* _GOAL OF THE EXERCISE_: Copy out the entries below precisely; nothing is to be omitted.
— Start DATA FOR PROCESSING —
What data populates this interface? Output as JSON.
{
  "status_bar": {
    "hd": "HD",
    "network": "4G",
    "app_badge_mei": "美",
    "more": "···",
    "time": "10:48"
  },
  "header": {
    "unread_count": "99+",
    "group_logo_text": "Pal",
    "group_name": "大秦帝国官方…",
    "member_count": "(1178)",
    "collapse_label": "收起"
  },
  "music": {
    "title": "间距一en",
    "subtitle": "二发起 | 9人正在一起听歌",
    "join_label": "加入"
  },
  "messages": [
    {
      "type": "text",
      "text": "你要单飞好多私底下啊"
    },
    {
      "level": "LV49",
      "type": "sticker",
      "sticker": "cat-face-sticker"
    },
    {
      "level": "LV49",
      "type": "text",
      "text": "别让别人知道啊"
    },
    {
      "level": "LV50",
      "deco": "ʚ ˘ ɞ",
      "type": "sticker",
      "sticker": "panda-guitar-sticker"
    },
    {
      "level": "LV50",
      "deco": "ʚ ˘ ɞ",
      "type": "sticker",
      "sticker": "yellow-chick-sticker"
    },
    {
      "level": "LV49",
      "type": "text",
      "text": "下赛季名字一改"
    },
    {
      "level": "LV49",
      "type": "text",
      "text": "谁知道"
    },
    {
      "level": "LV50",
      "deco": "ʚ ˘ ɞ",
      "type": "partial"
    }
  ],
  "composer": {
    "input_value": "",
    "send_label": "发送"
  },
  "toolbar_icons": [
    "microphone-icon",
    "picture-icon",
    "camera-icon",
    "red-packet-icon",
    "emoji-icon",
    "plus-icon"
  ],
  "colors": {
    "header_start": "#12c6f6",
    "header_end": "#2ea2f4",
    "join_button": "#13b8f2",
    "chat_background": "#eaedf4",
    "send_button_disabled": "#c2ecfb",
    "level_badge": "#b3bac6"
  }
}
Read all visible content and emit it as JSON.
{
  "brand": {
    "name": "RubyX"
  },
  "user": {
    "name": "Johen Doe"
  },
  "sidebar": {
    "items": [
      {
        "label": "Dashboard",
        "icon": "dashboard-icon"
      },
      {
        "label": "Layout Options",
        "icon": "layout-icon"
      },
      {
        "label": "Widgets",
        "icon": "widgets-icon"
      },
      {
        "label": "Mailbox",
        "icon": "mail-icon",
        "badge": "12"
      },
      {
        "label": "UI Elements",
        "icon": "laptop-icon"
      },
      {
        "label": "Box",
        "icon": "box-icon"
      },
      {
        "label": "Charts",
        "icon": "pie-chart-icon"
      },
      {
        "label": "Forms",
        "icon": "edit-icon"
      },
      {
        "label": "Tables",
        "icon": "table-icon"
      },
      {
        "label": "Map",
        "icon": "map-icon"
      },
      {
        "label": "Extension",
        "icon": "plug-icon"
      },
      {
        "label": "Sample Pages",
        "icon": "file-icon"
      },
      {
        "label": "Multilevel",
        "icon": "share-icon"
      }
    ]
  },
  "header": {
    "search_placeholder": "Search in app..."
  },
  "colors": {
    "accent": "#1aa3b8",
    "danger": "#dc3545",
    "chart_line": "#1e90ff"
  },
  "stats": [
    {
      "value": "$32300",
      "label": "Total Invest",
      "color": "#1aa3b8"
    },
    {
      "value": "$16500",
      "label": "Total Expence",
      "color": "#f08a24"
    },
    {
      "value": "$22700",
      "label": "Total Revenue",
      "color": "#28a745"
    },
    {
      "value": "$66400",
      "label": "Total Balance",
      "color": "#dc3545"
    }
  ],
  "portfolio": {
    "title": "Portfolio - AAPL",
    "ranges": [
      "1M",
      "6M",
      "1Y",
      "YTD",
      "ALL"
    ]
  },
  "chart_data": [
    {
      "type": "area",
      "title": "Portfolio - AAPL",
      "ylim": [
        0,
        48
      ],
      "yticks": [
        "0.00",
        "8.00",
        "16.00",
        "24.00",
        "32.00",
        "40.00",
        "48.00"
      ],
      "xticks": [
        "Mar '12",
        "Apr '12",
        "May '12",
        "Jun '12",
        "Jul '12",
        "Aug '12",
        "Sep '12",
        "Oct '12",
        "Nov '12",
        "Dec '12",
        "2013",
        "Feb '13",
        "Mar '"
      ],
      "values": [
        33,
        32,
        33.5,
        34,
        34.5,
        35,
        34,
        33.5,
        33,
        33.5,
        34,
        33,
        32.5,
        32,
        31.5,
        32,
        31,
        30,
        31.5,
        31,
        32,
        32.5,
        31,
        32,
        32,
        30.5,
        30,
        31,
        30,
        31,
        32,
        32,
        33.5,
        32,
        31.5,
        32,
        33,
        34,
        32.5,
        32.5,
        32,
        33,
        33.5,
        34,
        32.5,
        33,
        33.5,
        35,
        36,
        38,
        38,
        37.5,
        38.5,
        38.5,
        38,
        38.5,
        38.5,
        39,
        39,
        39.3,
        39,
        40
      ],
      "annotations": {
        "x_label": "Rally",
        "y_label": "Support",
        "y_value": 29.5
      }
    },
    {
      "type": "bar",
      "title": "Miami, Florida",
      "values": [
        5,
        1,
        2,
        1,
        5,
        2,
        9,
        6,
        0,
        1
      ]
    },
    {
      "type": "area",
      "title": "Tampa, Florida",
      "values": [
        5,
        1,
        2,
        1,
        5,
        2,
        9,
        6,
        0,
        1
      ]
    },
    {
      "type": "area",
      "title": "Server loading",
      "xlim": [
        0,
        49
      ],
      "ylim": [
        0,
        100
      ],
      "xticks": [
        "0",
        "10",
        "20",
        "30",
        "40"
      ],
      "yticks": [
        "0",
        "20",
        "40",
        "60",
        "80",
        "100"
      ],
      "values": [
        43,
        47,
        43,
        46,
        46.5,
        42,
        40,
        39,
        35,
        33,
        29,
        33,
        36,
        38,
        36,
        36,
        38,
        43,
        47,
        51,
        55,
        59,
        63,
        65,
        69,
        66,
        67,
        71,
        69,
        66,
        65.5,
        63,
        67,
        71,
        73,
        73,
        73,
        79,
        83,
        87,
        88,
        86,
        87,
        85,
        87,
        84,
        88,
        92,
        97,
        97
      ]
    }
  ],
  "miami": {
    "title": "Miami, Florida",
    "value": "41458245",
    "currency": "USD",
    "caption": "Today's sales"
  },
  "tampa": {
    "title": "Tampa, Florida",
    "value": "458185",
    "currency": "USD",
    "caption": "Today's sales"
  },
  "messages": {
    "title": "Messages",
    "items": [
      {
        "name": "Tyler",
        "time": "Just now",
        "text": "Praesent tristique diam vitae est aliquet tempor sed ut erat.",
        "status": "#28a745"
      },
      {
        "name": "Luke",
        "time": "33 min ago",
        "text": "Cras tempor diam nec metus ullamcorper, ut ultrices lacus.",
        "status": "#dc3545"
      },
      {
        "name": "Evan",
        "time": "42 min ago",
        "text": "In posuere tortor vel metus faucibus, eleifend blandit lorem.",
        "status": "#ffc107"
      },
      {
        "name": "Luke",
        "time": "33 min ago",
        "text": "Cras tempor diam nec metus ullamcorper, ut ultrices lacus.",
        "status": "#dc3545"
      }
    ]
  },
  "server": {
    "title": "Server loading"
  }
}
— End DATA FOR PROCESSING —
* _WRITTEN SOLUTION_:
What data populates this interface? Output as JSON.
{
  "status_bar": {
    "hd": "HD",
    "network": "4G",
    "app_badge_mei": "美",
    "more": "···",
    "time": "10:48"
  },
  "header": {
    "unread_count": "99+",
    "group_logo_text": "Pal",
    "group_name": "大秦帝国官方…",
    "member_count": "(1178)",
    "collapse_label": "收起"
  },
  "music": {
    "title": "间距一en",
    "subtitle": "二发起 | 9人正在一起听歌",
    "join_label": "加入"
  },
  "messages": [
    {
      "type": "text",
      "text": "你要单飞好多私底下啊"
    },
    {
      "level": "LV49",
      "type": "sticker",
      "sticker": "cat-face-sticker"
    },
    {
      "level": "LV49",
      "type": "text",
      "text": "别让别人知道啊"
    },
    {
      "level": "LV50",
      "deco": "ʚ ˘ ɞ",
      "type": "sticker",
      "sticker": "panda-guitar-sticker"
    },
    {
      "level": "LV50",
      "deco": "ʚ ˘ ɞ",
      "type": "sticker",
      "sticker": "yellow-chick-sticker"
    },
    {
      "level": "LV49",
      "type": "text",
      "text": "下赛季名字一改"
    },
    {
      "level": "LV49",
      "type": "text",
      "text": "谁知道"
    },
    {
      "level": "LV50",
      "deco": "ʚ ˘ ɞ",
      "type": "partial"
    }
  ],
  "composer": {
    "input_value": "",
    "send_label": "发送"
  },
  "toolbar_icons": [
    "microphone-icon",
    "picture-icon",
    "camera-icon",
    "red-packet-icon",
    "emoji-icon",
    "plus-icon"
  ],
  "colors": {
    "header_start": "#12c6f6",
    "header_end": "#2ea2f4",
    "join_button": "#13b8f2",
    "chat_background": "#eaedf4",
    "send_button_disabled": "#c2ecfb",
    "level_badge": "#b3bac6"
  }
}
Read all visible content and emit it as JSON.
{
  "brand": {
    "name": "RubyX"
  },
  "user": {
    "name": "Johen Doe"
  },
  "sidebar": {
    "items": [
      {
        "label": "Dashboard",
        "icon": "dashboard-icon"
      },
      {
        "label": "Layout Options",
        "icon": "layout-icon"
      },
      {
        "label": "Widgets",
        "icon": "widgets-icon"
      },
      {
        "label": "Mailbox",
        "icon": "mail-icon",
        "badge": "12"
      },
      {
        "label": "UI Elements",
        "icon": "laptop-icon"
      },
      {
        "label": "Box",
        "icon": "box-icon"
      },
      {
        "label": "Charts",
        "icon": "pie-chart-icon"
      },
      {
        "label": "Forms",
        "icon": "edit-icon"
      },
      {
        "label": "Tables",
        "icon": "table-icon"
      },
      {
        "label": "Map",
        "icon": "map-icon"
      },
      {
        "label": "Extension",
        "icon": "plug-icon"
      },
      {
        "label": "Sample Pages",
        "icon": "file-icon"
      },
      {
        "label": "Multilevel",
        "icon": "share-icon"
      }
    ]
  },
  "header": {
    "search_placeholder": "Search in app..."
  },
  "colors": {
    "accent": "#1aa3b8",
    "danger": "#dc3545",
    "chart_line": "#1e90ff"
  },
  "stats": [
    {
      "value": "$32300",
      "label": "Total Invest",
      "color": "#1aa3b8"
    },
    {
      "value": "$16500",
      "label": "Total Expence",
      "color": "#f08a24"
    },
    {
      "value": "$22700",
      "label": "Total Revenue",
      "color": "#28a745"
    },
    {
      "value": "$66400",
      "label": "Total Balance",
      "color": "#dc3545"
    }
  ],
  "portfolio": {
    "title": "Portfolio - AAPL",
    "ranges": [
      "1M",
      "6M",
      "1Y",
      "YTD",
      "ALL"
    ]
  },
  "chart_data": [
    {
      "type": "area",
      "title": "Portfolio - AAPL",
      "ylim": [
        0,
        48
      ],
      "yticks": [
        "0.00",
        "8.00",
        "16.00",
        "24.00",
        "32.00",
        "40.00",
        "48.00"
      ],
      "xticks": [
        "Mar '12",
        "Apr '12",
        "May '12",
        "Jun '12",
        "Jul '12",
        "Aug '12",
        "Sep '12",
        "Oct '12",
        "Nov '12",
        "Dec '12",
        "2013",
        "Feb '13",
        "Mar '"
      ],
      "values": [
        33,
        32,
        33.5,
        34,
        34.5,
        35,
        34,
        33.5,
        33,
        33.5,
        34,
        33,
        32.5,
        32,
        31.5,
        32,
        31,
        30,
        31.5,
        31,
        32,
        32.5,
        31,
        32,
        32,
        30.5,
        30,
        31,
        30,
        31,
        32,
        32,
        33.5,
        32,
        31.5,
        32,
        33,
        34,
        32.5,
        32.5,
        32,
        33,
        33.5,
        34,
        32.5,
        33,
        33.5,
        35,
        36,
        38,
        38,
        37.5,
        38.5,
        38.5,
        38,
        38.5,
        38.5,
        39,
        39,
        39.3,
        39,
        40
      ],
      "annotations": {
        "x_label": "Rally",
        "y_label": "Support",
        "y_value": 29.5
      }
    },
    {
      "type": "bar",
      "title": "Miami, Florida",
      "values": [
        5,
        1,
        2,
        1,
        5,
        2,
        9,
        6,
        0,
        1
      ]
    },
    {
      "type": "area",
      "title": "Tampa, Florida",
      "values": [
        5,
        1,
        2,
        1,
        5,
        2,
        9,
        6,
        0,
        1
      ]
    },
    {
      "type": "area",
      "title": "Server loading",
      "xlim": [
        0,
        49
      ],
      "ylim": [
        0,
        100
      ],
      "xticks": [
        "0",
        "10",
        "20",
        "30",
        "40"
      ],
      "yticks": [
        "0",
        "20",
        "40",
        "60",
        "80",
        "100"
      ],
      "values": [
        43,
        47,
        43,
        46,
        46.5,
        42,
        40,
        39,
        35,
        33,
        29,
        33,
        36,
        38,
        36,
        36,
        38,
        43,
        47,
        51,
        55,
        59,
        63,
        65,
        69,
        66,
        67,
        71,
        69,
        66,
        65.5,
        63,
        67,
        71,
        73,
        73,
        73,
        79,
        83,
        87,
        88,
        86,
        87,
        85,
        87,
        84,
        88,
        92,
        97,
        97
      ]
    }
  ],
  "miami": {
    "title": "Miami, Florida",
    "value": "41458245",
    "currency": "USD",
    "caption": "Today's sales"
  },
  "tampa": {
    "title": "Tampa, Florida",
    "value": "458185",
    "currency": "USD",
    "caption": "Today's sales"
  },
  "messages": {
    "title": "Messages",
    "items": [
      {
        "name": "Tyler",
        "time": "Just now",
        "text": "Praesent tristique diam vitae est aliquet tempor sed ut erat.",
        "status": "#28a745"
      },
      {
        "name": "Luke",
        "time": "33 min ago",
        "text": "Cras tempor diam nec metus ullamcorper, ut ultrices lacus.",
        "status": "#dc3545"
      },
      {
        "name": "Evan",
        "time": "42 min ago",
        "text": "In posuere tortor vel metus faucibus, eleifend blandit lorem.",
        "status": "#ffc107"
      },
      {
        "name": "Luke",
        "time": "33 min ago",
        "text": "Cras tempor diam nec metus ullamcorper, ut ultrices lacus.",
        "status": "#dc3545"
      }
    ]
  },
  "server": {
    "title": "Server loading"
  }
}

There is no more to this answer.